- _EXERCISE PROMPT_: Leave the pictures out and print every record below exactly as it stands.

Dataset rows
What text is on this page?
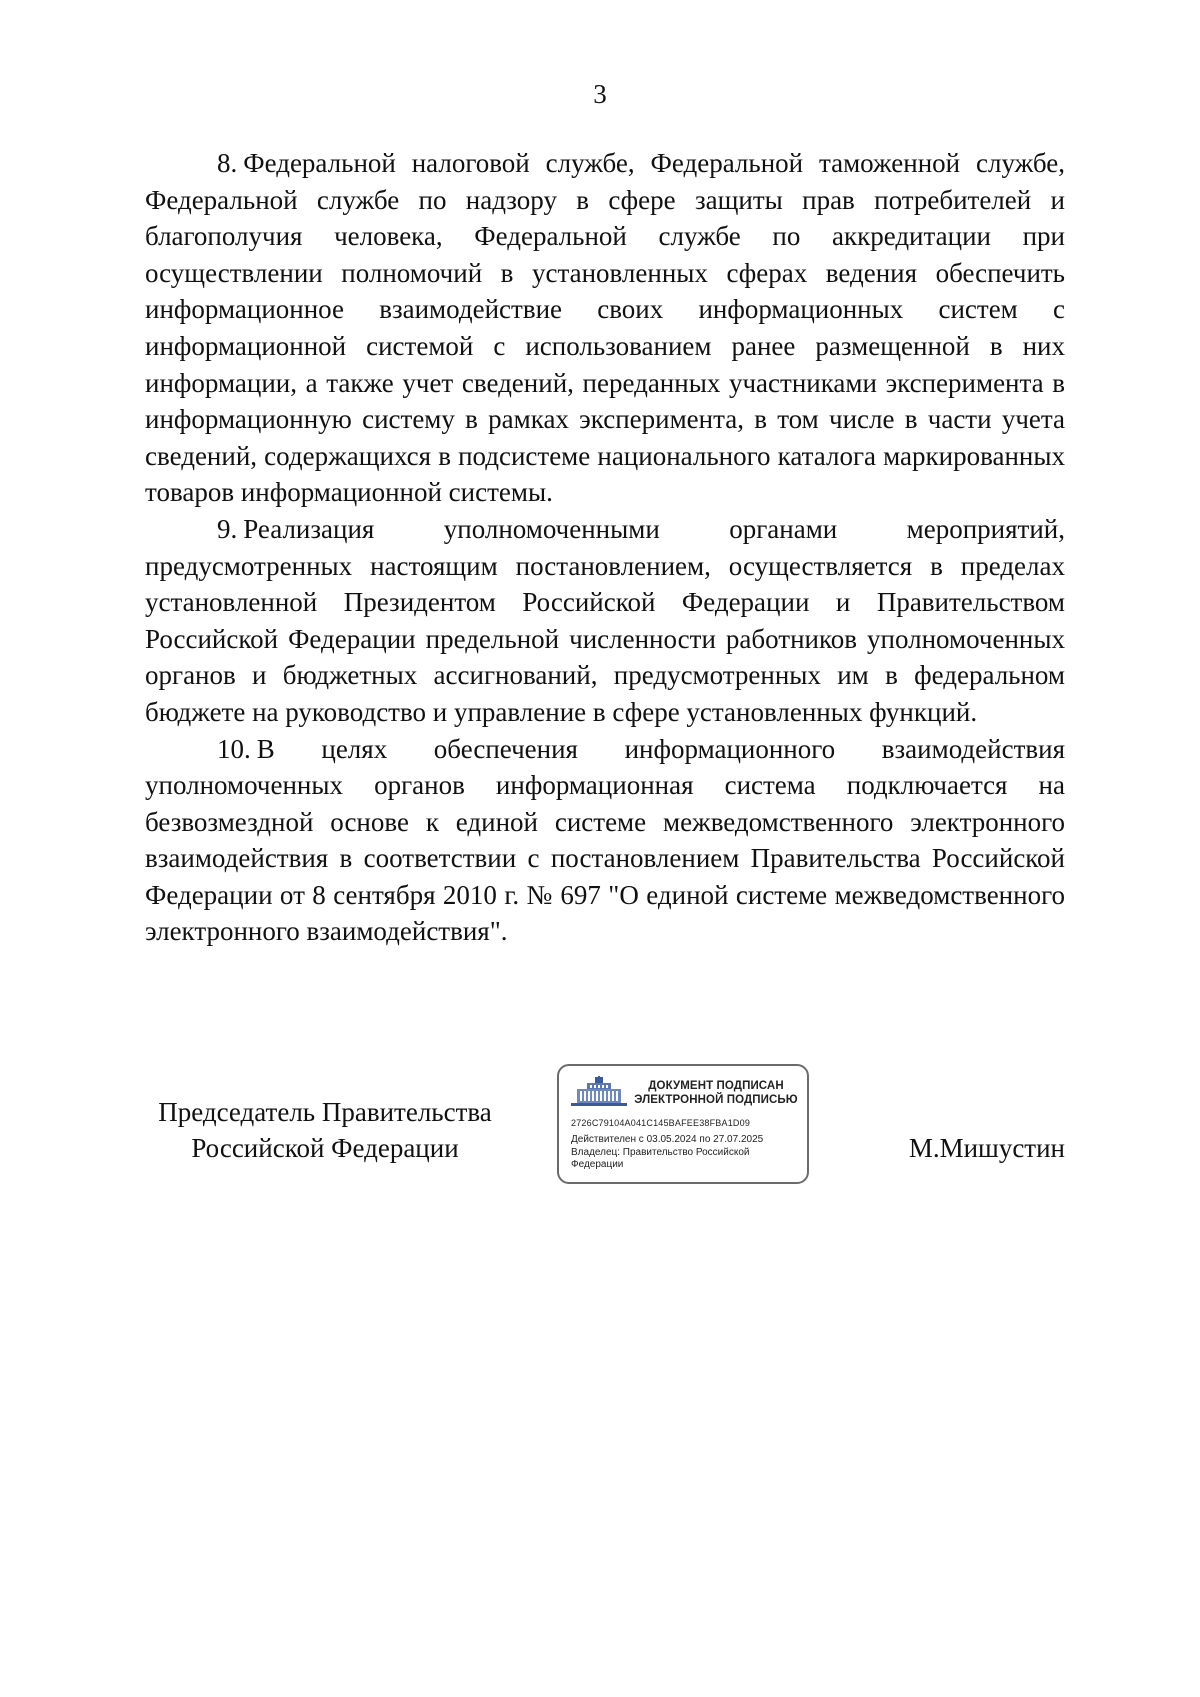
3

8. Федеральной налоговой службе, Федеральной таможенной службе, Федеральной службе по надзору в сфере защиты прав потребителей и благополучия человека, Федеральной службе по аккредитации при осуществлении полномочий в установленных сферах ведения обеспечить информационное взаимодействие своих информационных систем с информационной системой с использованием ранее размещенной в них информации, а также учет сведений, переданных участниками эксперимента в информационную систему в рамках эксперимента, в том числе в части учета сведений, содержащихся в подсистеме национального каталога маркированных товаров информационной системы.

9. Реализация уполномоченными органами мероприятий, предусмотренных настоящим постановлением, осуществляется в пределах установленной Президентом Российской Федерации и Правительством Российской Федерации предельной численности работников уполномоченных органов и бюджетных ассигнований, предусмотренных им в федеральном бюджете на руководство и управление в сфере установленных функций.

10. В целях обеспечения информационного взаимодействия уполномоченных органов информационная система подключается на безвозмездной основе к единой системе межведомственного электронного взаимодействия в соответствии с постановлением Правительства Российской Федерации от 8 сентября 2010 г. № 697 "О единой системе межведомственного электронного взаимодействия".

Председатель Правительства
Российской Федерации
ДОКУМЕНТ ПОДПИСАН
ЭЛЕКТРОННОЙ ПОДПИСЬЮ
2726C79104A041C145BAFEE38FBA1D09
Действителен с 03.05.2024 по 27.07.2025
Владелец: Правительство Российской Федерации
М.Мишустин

- _THE RESULT_:
What text is on this page?
3

8. Федеральной налоговой службе, Федеральной таможенной службе, Федеральной службе по надзору в сфере защиты прав потребителей и благополучия человека, Федеральной службе по аккредитации при осуществлении полномочий в установленных сферах ведения обеспечить информационное взаимодействие своих информационных систем с информационной системой с использованием ранее размещенной в них информации, а также учет сведений, переданных участниками эксперимента в информационную систему в рамках эксперимента, в том числе в части учета сведений, содержащихся в подсистеме национального каталога маркированных товаров информационной системы.

9. Реализация уполномоченными органами мероприятий, предусмотренных настоящим постановлением, осуществляется в пределах установленной Президентом Российской Федерации и Правительством Российской Федерации предельной численности работников уполномоченных органов и бюджетных ассигнований, предусмотренных им в федеральном бюджете на руководство и управление в сфере установленных функций.

10. В целях обеспечения информационного взаимодействия уполномоченных органов информационная система подключается на безвозмездной основе к единой системе межведомственного электронного взаимодействия в соответствии с постановлением Правительства Российской Федерации от 8 сентября 2010 г. № 697 "О единой системе межведомственного электронного взаимодействия".

Председатель Правительства
Российской Федерации
ДОКУМЕНТ ПОДПИСАН
ЭЛЕКТРОННОЙ ПОДПИСЬЮ
2726C79104A041C145BAFEE38FBA1D09
Действителен с 03.05.2024 по 27.07.2025
Владелец: Правительство Российской Федерации
М.Мишустин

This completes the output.